- STORED RECORDS:
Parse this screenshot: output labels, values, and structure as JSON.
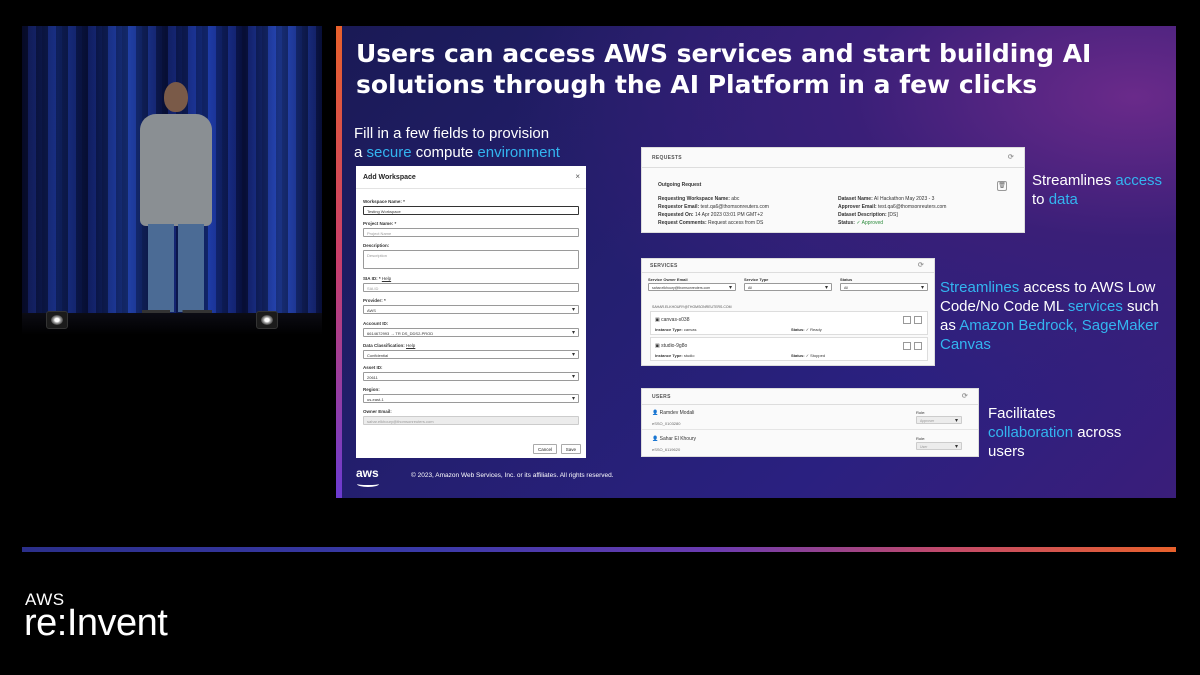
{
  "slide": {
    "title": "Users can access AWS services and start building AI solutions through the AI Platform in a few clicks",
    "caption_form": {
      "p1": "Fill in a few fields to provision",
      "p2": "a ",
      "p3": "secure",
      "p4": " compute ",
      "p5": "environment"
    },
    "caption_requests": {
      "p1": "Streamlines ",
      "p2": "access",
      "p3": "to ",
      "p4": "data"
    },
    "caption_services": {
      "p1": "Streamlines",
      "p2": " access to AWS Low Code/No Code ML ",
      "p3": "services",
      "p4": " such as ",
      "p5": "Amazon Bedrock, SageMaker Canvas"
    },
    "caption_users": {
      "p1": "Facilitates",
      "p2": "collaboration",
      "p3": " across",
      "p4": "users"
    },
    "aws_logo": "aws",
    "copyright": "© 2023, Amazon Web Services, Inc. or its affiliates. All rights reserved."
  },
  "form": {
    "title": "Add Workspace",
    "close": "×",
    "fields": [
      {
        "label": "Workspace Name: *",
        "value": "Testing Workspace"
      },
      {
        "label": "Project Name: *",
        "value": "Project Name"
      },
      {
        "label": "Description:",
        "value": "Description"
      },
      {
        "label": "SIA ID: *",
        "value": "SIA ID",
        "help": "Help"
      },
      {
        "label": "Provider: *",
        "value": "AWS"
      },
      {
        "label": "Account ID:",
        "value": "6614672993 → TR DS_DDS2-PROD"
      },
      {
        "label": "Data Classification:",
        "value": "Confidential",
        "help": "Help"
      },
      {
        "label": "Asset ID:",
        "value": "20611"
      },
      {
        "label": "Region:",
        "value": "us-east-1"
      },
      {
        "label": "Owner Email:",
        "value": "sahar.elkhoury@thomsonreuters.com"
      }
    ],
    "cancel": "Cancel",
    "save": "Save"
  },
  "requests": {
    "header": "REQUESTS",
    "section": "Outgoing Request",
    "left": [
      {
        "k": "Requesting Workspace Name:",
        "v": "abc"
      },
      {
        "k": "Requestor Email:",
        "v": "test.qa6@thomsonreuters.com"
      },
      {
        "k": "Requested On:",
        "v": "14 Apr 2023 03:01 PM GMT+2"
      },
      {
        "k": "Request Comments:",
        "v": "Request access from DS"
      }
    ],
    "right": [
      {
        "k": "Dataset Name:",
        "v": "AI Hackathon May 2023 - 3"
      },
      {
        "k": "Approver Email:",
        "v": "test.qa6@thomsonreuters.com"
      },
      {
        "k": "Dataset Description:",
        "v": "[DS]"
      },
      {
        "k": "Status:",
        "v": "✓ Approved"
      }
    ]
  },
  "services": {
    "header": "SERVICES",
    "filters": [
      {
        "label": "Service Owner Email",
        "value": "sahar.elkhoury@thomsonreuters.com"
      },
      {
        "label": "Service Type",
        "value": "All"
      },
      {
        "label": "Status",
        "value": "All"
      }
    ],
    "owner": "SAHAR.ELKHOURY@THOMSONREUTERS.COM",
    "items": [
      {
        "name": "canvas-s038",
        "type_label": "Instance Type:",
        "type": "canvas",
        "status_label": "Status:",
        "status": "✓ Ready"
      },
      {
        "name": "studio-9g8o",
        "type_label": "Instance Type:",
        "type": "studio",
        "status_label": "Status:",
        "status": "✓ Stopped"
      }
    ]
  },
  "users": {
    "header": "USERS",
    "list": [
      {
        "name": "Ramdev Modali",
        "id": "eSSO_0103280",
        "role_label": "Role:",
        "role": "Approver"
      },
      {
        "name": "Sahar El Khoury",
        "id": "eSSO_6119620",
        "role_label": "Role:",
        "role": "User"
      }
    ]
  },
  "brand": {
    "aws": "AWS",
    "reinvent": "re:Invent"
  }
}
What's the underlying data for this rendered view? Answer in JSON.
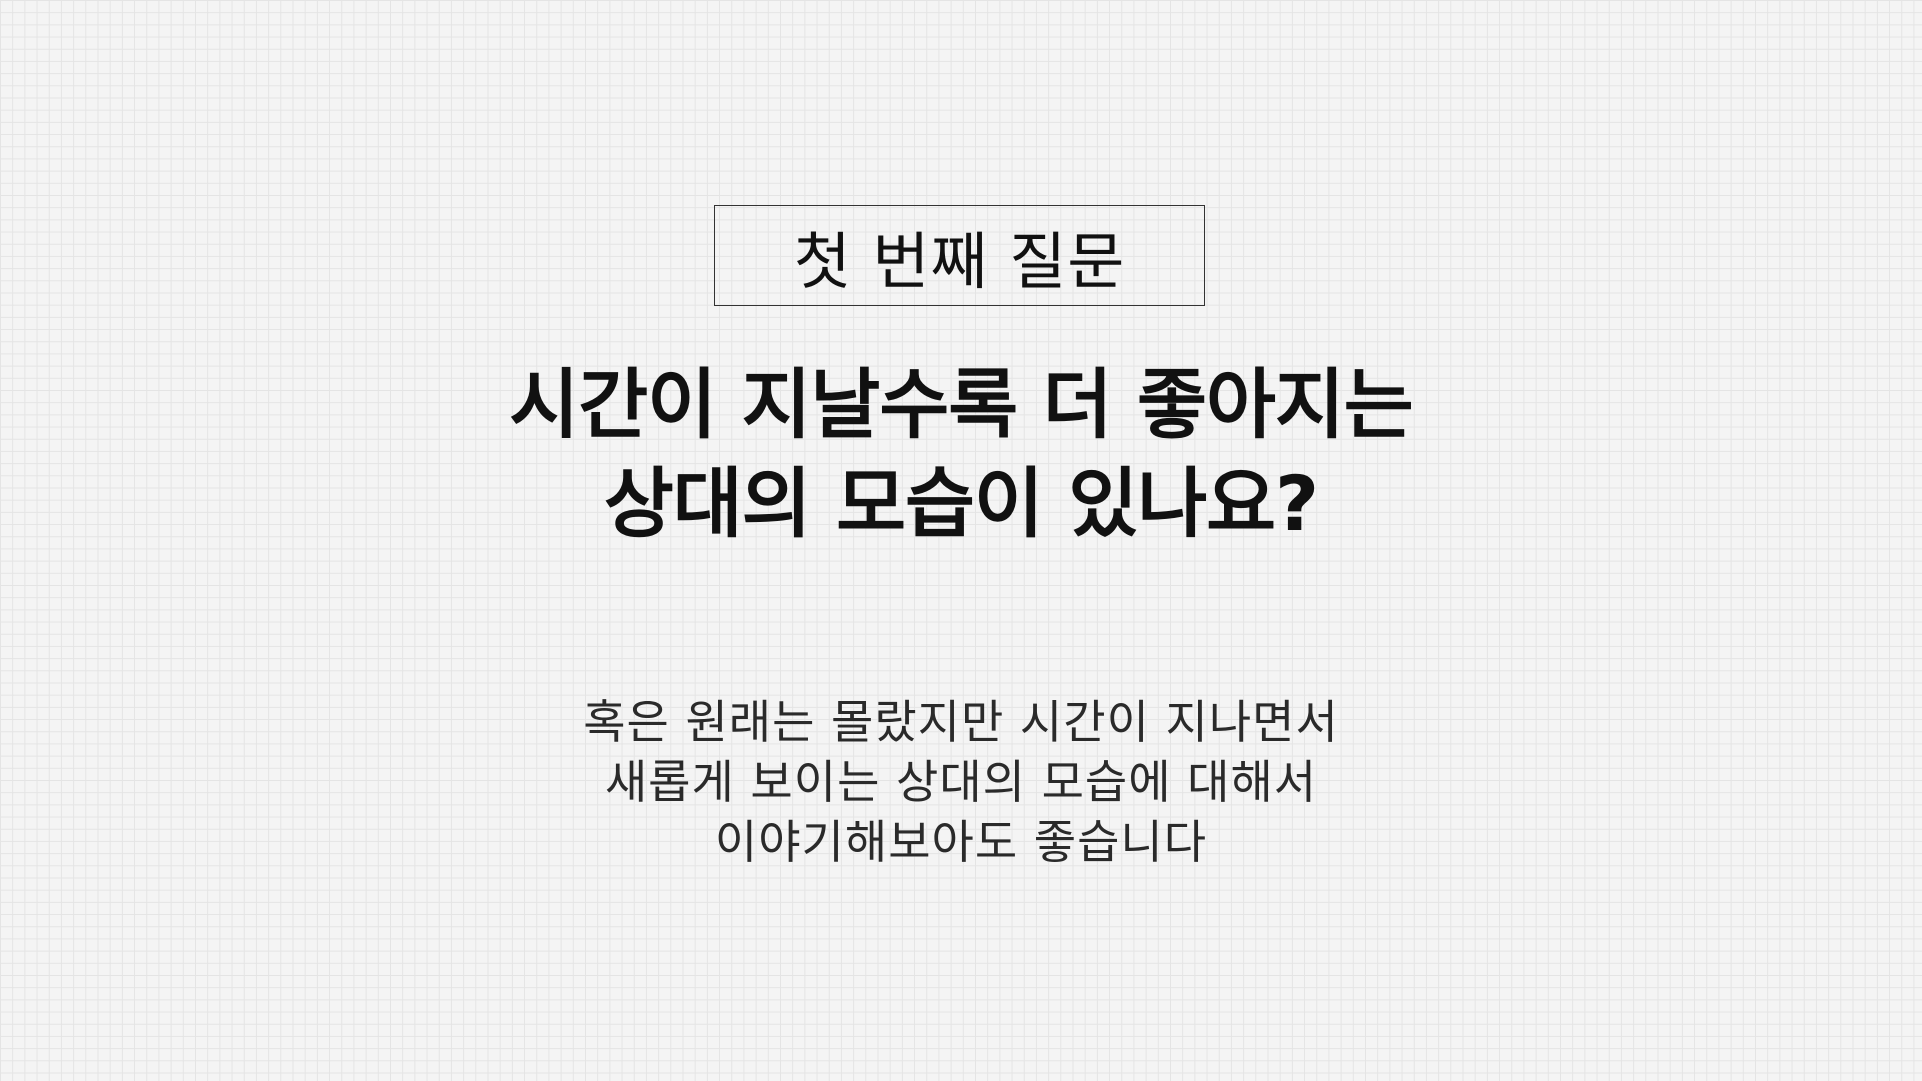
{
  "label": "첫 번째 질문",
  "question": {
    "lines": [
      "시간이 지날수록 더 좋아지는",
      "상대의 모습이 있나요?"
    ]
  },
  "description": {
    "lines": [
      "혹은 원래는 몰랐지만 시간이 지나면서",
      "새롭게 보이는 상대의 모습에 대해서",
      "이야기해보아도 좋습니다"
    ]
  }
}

- THE EXERCISE: Reproduce every entry word for word, but skip any pictures.

- WRITTEN REPLY:
Parse this screenshot: output labels, values, and structure as JSON.
{
  "slide": {
    "title": "Users can access AWS services and start building AI solutions through the AI Platform in a few clicks",
    "caption_form": {
      "p1": "Fill in a few fields to provision",
      "p2": "a ",
      "p3": "secure",
      "p4": " compute ",
      "p5": "environment"
    },
    "caption_requests": {
      "p1": "Streamlines ",
      "p2": "access",
      "p3": "to ",
      "p4": "data"
    },
    "caption_services": {
      "p1": "Streamlines",
      "p2": " access to AWS Low Code/No Code ML ",
      "p3": "services",
      "p4": " such as ",
      "p5": "Amazon Bedrock, SageMaker Canvas"
    },
    "caption_users": {
      "p1": "Facilitates",
      "p2": "collaboration",
      "p3": " across",
      "p4": "users"
    },
    "aws_logo": "aws",
    "copyright": "© 2023, Amazon Web Services, Inc. or its affiliates. All rights reserved."
  },
  "form": {
    "title": "Add Workspace",
    "close": "×",
    "fields": [
      {
        "label": "Workspace Name: *",
        "value": "Testing Workspace"
      },
      {
        "label": "Project Name: *",
        "value": "Project Name"
      },
      {
        "label": "Description:",
        "value": "Description"
      },
      {
        "label": "SIA ID: *",
        "value": "SIA ID",
        "help": "Help"
      },
      {
        "label": "Provider: *",
        "value": "AWS"
      },
      {
        "label": "Account ID:",
        "value": "6614672993 → TR DS_DDS2-PROD"
      },
      {
        "label": "Data Classification:",
        "value": "Confidential",
        "help": "Help"
      },
      {
        "label": "Asset ID:",
        "value": "20611"
      },
      {
        "label": "Region:",
        "value": "us-east-1"
      },
      {
        "label": "Owner Email:",
        "value": "sahar.elkhoury@thomsonreuters.com"
      }
    ],
    "cancel": "Cancel",
    "save": "Save"
  },
  "requests": {
    "header": "REQUESTS",
    "section": "Outgoing Request",
    "left": [
      {
        "k": "Requesting Workspace Name:",
        "v": "abc"
      },
      {
        "k": "Requestor Email:",
        "v": "test.qa6@thomsonreuters.com"
      },
      {
        "k": "Requested On:",
        "v": "14 Apr 2023 03:01 PM GMT+2"
      },
      {
        "k": "Request Comments:",
        "v": "Request access from DS"
      }
    ],
    "right": [
      {
        "k": "Dataset Name:",
        "v": "AI Hackathon May 2023 - 3"
      },
      {
        "k": "Approver Email:",
        "v": "test.qa6@thomsonreuters.com"
      },
      {
        "k": "Dataset Description:",
        "v": "[DS]"
      },
      {
        "k": "Status:",
        "v": "✓ Approved"
      }
    ]
  },
  "services": {
    "header": "SERVICES",
    "filters": [
      {
        "label": "Service Owner Email",
        "value": "sahar.elkhoury@thomsonreuters.com"
      },
      {
        "label": "Service Type",
        "value": "All"
      },
      {
        "label": "Status",
        "value": "All"
      }
    ],
    "owner": "SAHAR.ELKHOURY@THOMSONREUTERS.COM",
    "items": [
      {
        "name": "canvas-s038",
        "type_label": "Instance Type:",
        "type": "canvas",
        "status_label": "Status:",
        "status": "✓ Ready"
      },
      {
        "name": "studio-9g8o",
        "type_label": "Instance Type:",
        "type": "studio",
        "status_label": "Status:",
        "status": "✓ Stopped"
      }
    ]
  },
  "users": {
    "header": "USERS",
    "list": [
      {
        "name": "Ramdev Modali",
        "id": "eSSO_0103280",
        "role_label": "Role:",
        "role": "Approver"
      },
      {
        "name": "Sahar El Khoury",
        "id": "eSSO_6119620",
        "role_label": "Role:",
        "role": "User"
      }
    ]
  },
  "brand": {
    "aws": "AWS",
    "reinvent": "re:Invent"
  }
}
What's the underlying data for this rendered view? Answer in JSON.
{
  "label": "첫 번째 질문",
  "question": {
    "lines": [
      "시간이 지날수록 더 좋아지는",
      "상대의 모습이 있나요?"
    ]
  },
  "description": {
    "lines": [
      "혹은 원래는 몰랐지만 시간이 지나면서",
      "새롭게 보이는 상대의 모습에 대해서",
      "이야기해보아도 좋습니다"
    ]
  }
}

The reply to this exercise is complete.